-- Begin Records for the exercise --

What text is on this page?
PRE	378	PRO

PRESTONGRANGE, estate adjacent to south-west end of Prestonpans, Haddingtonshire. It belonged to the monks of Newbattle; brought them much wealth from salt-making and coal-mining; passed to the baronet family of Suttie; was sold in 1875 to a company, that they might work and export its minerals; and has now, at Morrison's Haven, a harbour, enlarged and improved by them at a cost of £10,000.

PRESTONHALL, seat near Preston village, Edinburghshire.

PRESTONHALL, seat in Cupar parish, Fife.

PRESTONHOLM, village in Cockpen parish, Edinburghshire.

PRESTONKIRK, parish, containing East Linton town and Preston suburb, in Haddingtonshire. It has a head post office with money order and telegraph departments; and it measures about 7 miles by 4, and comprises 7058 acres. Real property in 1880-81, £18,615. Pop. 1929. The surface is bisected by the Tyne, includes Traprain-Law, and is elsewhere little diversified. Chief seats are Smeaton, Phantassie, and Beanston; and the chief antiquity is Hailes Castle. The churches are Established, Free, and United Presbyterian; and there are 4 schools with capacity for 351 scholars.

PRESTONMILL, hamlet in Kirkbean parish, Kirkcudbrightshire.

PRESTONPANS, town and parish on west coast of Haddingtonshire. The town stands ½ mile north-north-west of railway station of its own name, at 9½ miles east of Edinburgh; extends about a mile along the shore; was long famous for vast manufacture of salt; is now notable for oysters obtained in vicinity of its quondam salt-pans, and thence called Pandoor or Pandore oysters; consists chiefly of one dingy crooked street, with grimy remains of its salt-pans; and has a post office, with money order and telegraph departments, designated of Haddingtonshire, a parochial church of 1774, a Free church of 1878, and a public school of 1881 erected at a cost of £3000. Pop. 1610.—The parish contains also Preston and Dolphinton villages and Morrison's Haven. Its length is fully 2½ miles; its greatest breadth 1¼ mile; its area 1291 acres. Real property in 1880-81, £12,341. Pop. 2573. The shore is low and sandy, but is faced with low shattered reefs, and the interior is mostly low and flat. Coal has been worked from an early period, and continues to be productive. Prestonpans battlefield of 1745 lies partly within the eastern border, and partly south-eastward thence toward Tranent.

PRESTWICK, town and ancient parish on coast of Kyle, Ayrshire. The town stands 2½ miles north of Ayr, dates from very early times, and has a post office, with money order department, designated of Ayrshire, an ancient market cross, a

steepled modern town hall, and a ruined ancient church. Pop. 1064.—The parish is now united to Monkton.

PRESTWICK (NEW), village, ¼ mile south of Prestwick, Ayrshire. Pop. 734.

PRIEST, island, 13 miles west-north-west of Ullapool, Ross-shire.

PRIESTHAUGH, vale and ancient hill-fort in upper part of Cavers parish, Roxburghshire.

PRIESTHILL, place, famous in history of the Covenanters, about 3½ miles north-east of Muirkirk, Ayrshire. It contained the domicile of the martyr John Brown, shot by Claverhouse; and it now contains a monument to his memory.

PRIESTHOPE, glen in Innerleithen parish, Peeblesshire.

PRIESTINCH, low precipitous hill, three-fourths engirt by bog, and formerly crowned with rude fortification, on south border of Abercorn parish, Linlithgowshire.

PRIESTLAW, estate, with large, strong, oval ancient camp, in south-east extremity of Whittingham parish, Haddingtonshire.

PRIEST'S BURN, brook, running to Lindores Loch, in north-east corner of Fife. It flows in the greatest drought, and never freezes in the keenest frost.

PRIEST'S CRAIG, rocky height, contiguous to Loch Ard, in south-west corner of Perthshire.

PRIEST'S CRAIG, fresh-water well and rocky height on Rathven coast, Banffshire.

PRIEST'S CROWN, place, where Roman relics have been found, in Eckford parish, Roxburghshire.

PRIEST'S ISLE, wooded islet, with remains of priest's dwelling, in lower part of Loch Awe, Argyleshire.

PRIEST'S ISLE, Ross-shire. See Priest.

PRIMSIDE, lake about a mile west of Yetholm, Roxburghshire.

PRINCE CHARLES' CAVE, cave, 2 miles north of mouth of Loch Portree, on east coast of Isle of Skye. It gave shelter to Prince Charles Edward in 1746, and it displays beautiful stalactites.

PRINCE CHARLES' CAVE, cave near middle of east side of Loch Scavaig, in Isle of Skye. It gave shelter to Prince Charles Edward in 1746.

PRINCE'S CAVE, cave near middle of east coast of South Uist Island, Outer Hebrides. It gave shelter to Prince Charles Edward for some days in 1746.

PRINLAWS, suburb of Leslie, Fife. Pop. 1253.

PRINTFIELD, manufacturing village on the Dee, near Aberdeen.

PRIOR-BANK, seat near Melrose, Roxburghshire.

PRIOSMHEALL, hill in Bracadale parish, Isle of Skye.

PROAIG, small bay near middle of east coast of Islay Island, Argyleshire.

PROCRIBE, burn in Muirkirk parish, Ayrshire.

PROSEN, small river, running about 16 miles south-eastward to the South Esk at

-- End Records for the exercise --

-- Short exercise --
Gather up every line from the listing above in which the word "height" occurs.

-- Output for this exercise --
PRIEST'S CRAIG, rocky height, contiguous to Loch Ard, in south-west corner of Perthshire.
PRIEST'S CRAIG, fresh-water well and rocky height on Rathven coast, Banffshire.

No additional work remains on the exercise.